Given task: In the listing below, locate the lines that hold the string "Transformer". Copy those lines.

[Some records]
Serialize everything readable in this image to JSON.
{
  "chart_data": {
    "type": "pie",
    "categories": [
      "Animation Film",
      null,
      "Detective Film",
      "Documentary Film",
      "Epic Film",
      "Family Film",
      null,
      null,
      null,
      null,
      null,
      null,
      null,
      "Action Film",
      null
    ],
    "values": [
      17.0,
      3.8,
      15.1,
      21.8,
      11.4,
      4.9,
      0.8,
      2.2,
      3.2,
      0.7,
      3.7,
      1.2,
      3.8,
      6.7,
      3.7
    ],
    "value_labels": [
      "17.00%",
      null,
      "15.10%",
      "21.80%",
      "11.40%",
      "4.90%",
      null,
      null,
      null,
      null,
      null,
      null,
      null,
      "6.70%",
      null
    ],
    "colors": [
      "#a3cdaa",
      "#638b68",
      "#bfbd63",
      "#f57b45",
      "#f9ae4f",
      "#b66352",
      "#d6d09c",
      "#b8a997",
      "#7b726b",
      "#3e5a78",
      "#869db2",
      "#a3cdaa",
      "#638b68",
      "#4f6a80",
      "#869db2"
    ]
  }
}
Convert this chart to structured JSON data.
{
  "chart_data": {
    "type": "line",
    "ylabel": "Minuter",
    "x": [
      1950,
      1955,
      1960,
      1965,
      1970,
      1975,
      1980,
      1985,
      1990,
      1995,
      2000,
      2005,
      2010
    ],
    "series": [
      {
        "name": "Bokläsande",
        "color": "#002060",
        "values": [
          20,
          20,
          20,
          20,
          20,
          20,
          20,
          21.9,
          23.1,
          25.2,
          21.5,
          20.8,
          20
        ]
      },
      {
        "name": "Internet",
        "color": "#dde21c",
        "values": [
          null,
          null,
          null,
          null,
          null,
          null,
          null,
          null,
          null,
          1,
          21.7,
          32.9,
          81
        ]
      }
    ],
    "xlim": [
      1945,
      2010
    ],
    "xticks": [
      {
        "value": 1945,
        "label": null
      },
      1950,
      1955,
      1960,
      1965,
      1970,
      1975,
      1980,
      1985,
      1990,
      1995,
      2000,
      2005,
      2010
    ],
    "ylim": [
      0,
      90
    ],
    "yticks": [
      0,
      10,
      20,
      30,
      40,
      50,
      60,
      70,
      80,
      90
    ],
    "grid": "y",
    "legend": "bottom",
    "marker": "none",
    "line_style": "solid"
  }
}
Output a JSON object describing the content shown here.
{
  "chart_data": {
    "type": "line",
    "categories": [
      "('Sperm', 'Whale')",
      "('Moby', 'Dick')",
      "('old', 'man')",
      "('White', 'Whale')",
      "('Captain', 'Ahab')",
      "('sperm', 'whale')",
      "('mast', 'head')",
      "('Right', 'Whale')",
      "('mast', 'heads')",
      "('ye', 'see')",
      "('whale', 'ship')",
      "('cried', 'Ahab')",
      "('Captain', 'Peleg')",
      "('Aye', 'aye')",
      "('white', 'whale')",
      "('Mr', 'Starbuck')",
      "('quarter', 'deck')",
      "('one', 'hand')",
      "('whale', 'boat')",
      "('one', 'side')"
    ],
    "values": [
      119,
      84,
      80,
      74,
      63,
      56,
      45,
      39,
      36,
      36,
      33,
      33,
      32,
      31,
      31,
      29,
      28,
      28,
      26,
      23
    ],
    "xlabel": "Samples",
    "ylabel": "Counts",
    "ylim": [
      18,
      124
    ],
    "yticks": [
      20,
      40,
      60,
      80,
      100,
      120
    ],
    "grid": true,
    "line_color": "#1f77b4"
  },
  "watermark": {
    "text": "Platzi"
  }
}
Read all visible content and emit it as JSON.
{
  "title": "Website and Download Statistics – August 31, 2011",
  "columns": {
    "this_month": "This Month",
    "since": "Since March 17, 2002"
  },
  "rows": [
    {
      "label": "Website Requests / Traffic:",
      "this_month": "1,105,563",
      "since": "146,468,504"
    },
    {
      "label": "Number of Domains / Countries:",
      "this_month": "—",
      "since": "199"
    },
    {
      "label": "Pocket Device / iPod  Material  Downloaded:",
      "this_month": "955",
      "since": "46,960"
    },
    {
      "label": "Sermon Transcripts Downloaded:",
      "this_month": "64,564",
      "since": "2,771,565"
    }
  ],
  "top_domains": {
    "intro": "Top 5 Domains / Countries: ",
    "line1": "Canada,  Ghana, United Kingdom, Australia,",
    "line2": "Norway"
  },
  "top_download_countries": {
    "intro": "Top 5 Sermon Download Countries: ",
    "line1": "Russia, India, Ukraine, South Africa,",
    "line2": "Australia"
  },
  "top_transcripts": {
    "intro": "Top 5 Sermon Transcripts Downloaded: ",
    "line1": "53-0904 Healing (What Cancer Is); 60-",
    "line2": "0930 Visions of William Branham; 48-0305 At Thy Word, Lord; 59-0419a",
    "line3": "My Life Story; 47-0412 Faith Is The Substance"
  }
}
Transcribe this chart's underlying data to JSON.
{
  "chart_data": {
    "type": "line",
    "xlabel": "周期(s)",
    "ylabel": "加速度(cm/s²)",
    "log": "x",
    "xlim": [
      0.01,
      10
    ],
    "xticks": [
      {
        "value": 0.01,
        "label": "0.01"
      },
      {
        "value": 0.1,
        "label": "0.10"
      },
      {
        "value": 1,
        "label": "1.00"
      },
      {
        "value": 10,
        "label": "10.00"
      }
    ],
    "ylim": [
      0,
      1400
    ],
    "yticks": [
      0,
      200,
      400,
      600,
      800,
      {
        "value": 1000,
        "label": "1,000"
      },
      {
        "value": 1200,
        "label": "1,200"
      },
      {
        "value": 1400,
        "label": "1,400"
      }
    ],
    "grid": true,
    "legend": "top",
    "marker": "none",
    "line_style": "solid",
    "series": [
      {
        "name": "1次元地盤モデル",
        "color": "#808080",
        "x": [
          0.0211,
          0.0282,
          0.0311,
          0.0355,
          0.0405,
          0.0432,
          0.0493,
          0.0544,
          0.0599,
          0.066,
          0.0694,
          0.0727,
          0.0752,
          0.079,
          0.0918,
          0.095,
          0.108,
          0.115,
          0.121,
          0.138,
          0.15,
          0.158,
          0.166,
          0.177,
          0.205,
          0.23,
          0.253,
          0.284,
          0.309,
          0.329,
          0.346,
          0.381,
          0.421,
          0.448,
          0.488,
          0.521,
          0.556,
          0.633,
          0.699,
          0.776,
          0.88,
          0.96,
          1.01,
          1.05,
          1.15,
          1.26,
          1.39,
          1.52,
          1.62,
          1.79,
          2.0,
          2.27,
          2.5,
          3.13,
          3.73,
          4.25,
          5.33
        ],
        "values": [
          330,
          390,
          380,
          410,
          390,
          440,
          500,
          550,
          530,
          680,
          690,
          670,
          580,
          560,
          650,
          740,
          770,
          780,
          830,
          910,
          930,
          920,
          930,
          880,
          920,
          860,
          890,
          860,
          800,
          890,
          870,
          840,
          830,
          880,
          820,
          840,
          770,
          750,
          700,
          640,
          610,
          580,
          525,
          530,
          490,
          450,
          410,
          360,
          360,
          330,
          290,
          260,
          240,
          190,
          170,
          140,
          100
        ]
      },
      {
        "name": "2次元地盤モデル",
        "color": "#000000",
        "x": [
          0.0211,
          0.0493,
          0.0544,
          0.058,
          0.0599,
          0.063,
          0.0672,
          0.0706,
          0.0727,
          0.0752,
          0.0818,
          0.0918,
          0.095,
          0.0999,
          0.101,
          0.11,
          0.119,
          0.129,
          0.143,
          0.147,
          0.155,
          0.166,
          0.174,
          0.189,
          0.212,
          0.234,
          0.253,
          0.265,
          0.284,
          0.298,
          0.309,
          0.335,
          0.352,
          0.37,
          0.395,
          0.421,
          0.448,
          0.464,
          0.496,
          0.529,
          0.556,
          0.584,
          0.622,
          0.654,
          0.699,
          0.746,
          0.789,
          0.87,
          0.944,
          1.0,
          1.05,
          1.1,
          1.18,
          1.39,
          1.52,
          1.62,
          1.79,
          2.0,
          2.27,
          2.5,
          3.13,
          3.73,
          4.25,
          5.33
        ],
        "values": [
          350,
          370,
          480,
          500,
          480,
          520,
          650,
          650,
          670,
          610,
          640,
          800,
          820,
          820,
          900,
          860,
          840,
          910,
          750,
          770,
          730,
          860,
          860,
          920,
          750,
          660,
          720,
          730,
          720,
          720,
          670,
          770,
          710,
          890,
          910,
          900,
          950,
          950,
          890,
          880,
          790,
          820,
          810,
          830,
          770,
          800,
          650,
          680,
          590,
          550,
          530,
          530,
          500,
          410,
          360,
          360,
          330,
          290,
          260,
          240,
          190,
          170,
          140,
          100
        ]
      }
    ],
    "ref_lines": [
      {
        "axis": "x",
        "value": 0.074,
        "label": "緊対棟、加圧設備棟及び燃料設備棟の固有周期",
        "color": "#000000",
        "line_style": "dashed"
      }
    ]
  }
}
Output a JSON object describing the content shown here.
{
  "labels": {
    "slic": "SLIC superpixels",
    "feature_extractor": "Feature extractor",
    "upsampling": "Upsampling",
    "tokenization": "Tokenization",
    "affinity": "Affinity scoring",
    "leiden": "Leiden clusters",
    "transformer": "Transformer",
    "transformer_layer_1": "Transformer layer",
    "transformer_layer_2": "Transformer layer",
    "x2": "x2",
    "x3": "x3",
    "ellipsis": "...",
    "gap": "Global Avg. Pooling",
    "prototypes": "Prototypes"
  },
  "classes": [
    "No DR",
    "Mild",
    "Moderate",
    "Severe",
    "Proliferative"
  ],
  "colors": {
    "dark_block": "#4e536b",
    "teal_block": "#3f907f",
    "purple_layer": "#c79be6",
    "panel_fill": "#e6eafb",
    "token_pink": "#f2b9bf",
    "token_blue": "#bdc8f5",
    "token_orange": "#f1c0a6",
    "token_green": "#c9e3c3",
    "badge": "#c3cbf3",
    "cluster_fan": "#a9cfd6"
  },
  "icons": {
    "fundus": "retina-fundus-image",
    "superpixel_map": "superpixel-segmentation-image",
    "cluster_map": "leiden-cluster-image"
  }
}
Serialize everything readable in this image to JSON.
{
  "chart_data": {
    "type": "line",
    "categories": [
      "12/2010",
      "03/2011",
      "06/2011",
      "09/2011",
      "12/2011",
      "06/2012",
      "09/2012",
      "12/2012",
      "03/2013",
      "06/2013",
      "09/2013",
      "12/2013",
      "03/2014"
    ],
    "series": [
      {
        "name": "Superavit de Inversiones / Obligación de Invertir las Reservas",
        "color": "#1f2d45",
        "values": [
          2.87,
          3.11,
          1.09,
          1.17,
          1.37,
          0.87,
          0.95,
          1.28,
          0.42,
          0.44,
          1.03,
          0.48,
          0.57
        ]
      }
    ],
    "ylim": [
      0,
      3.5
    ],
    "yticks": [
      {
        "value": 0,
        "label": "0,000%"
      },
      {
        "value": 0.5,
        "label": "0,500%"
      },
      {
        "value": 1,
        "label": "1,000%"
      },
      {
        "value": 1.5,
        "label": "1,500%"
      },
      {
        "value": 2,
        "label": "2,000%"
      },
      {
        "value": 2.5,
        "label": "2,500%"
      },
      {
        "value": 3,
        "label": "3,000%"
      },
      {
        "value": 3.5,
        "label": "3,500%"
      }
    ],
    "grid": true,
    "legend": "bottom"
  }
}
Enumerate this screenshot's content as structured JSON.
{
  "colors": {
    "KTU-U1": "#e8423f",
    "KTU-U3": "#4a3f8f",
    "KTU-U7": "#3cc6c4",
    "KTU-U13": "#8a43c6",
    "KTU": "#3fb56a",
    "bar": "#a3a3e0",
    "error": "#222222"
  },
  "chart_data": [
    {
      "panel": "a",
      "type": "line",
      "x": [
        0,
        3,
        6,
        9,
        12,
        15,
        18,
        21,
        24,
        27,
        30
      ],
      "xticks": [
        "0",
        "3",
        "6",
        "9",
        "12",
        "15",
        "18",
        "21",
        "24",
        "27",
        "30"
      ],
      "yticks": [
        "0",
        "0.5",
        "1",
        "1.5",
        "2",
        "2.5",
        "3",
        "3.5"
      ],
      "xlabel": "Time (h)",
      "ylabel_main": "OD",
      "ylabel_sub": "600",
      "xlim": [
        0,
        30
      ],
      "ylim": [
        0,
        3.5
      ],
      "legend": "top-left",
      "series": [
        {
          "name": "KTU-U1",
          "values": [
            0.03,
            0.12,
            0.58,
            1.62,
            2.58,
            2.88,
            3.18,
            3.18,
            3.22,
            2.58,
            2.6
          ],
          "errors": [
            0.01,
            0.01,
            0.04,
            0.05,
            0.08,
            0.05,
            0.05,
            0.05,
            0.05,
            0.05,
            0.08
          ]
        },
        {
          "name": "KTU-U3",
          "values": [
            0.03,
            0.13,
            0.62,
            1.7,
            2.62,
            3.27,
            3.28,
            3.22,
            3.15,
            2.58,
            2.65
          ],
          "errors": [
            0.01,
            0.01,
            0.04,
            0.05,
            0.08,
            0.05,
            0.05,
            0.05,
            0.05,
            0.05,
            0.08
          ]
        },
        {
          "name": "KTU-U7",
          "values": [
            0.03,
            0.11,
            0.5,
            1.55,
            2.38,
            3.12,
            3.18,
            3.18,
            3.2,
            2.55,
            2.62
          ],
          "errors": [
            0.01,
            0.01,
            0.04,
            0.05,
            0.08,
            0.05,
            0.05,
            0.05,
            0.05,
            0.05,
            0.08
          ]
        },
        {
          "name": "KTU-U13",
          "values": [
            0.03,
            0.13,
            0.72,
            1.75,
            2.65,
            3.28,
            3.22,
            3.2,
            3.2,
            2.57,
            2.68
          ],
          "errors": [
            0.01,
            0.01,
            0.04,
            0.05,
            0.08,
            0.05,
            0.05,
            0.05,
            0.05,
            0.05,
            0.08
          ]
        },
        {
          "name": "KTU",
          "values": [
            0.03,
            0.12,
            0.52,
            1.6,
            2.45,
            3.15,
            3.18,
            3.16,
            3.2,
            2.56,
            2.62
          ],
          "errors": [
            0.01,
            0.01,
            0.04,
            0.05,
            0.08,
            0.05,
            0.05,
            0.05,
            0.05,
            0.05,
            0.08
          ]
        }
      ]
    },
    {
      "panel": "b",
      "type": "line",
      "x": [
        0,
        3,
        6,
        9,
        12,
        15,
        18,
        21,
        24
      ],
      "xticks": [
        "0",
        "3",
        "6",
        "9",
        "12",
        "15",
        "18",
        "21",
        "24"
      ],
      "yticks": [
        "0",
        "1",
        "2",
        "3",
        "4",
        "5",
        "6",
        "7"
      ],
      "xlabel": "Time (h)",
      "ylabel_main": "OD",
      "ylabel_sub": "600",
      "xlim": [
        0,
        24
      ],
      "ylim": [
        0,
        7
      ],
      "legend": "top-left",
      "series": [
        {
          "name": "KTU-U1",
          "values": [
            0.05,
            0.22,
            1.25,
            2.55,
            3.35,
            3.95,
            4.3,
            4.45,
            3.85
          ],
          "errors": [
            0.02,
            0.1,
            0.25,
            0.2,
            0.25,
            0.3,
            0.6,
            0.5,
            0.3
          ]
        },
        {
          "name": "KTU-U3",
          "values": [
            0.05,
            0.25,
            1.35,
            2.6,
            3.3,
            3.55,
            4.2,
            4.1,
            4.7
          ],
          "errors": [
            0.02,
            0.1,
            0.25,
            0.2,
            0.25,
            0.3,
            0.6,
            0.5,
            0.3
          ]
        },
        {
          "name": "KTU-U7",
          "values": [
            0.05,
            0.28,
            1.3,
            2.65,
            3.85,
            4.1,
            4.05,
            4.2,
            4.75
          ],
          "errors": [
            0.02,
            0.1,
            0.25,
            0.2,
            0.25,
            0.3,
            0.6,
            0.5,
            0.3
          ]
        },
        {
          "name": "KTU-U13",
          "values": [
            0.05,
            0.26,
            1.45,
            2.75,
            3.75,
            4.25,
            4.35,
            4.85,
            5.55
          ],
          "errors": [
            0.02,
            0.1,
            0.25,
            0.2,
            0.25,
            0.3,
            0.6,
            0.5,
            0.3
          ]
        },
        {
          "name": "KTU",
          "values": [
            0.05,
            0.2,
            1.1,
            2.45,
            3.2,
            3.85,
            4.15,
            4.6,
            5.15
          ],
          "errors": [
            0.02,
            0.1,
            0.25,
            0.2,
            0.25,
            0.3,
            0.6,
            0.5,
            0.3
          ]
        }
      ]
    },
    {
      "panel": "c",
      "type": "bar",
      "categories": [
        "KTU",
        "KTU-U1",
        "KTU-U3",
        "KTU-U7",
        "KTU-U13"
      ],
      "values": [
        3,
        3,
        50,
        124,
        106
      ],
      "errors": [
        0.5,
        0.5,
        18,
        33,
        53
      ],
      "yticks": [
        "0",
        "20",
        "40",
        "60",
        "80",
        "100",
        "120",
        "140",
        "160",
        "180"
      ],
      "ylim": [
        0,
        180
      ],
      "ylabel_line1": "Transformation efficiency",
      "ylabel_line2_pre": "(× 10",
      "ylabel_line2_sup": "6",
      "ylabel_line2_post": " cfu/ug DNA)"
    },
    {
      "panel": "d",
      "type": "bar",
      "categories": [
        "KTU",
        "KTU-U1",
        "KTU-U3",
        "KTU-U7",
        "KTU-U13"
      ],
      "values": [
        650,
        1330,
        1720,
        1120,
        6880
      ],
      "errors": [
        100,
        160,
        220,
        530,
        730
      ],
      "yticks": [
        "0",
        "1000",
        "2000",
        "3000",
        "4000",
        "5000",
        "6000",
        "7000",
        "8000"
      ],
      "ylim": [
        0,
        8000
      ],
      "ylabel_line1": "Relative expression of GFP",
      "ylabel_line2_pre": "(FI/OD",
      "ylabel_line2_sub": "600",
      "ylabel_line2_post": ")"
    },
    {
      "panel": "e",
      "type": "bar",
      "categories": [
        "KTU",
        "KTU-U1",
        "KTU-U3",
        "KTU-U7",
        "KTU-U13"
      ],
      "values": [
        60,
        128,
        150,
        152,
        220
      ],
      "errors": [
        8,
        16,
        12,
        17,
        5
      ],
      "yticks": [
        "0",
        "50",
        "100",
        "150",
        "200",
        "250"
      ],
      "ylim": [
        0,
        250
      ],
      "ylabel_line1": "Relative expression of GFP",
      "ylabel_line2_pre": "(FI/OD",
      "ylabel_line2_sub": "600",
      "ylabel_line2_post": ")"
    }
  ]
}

Task output:
    "transformer": "Transformer",
    "transformer_layer_1": "Transformer layer",
    "transformer_layer_2": "Transformer layer",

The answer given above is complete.